[start of Source material]

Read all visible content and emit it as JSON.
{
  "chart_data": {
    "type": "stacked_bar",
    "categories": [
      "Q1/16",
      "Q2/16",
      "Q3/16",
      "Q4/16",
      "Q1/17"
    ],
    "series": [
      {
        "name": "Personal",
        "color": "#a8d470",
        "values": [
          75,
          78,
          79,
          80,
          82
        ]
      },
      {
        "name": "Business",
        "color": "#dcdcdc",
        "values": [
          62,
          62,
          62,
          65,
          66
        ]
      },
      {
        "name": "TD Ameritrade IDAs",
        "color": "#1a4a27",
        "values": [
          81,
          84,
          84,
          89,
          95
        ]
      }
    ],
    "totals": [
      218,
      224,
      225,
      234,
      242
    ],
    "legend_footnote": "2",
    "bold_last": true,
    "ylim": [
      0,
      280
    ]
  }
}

[end of Source material]

**Task:** Reproduce each record exactly as it appears.

**Response to this task:**
Read all visible content and emit it as JSON.
{
  "chart_data": {
    "type": "stacked_bar",
    "categories": [
      "Q1/16",
      "Q2/16",
      "Q3/16",
      "Q4/16",
      "Q1/17"
    ],
    "series": [
      {
        "name": "Personal",
        "color": "#a8d470",
        "values": [
          75,
          78,
          79,
          80,
          82
        ]
      },
      {
        "name": "Business",
        "color": "#dcdcdc",
        "values": [
          62,
          62,
          62,
          65,
          66
        ]
      },
      {
        "name": "TD Ameritrade IDAs",
        "color": "#1a4a27",
        "values": [
          81,
          84,
          84,
          89,
          95
        ]
      }
    ],
    "totals": [
      218,
      224,
      225,
      234,
      242
    ],
    "legend_footnote": "2",
    "bold_last": true,
    "ylim": [
      0,
      280
    ]
  }
}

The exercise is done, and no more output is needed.